Pull every line containing "color" out of the material below.
***** RECORDS SHOWN
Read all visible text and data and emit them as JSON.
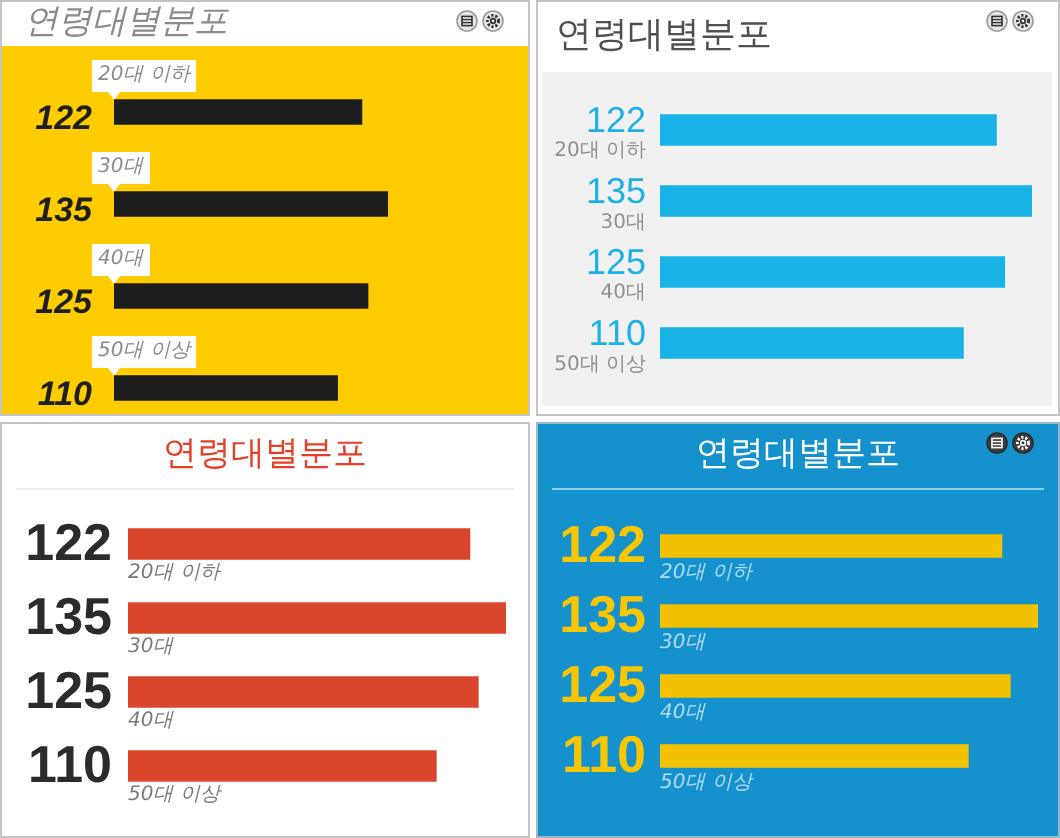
{
  "chart_data": [
    {
      "type": "bar",
      "orientation": "horizontal",
      "title": "연령대별분포",
      "categories": [
        "20대 이하",
        "30대",
        "40대",
        "50대 이상"
      ],
      "values": [
        122,
        135,
        125,
        110
      ],
      "color": "#1e1e1e",
      "data_labels": true,
      "tick_labels": "y"
    },
    {
      "type": "bar",
      "orientation": "horizontal",
      "title": "연령대별분포",
      "categories": [
        "20대 이하",
        "30대",
        "40대",
        "50대 이상"
      ],
      "values": [
        122,
        135,
        125,
        110
      ],
      "color": "#1ab3e8",
      "data_labels": true,
      "tick_labels": "y"
    },
    {
      "type": "bar",
      "orientation": "horizontal",
      "title": "연령대별분포",
      "categories": [
        "20대 이하",
        "30대",
        "40대",
        "50대 이상"
      ],
      "values": [
        122,
        135,
        125,
        110
      ],
      "color": "#d9462c",
      "data_labels": true,
      "tick_labels": "y"
    },
    {
      "type": "bar",
      "orientation": "horizontal",
      "title": "연령대별분포",
      "categories": [
        "20대 이하",
        "30대",
        "40대",
        "50대 이상"
      ],
      "values": [
        122,
        135,
        125,
        110
      ],
      "color": "#f2c200",
      "data_labels": true,
      "tick_labels": "y"
    }
  ]
}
**********
→ RESULT FOR THIS EXERCISE:
      "color": "#1e1e1e",
      "color": "#1ab3e8",
      "color": "#d9462c",
      "color": "#f2c200",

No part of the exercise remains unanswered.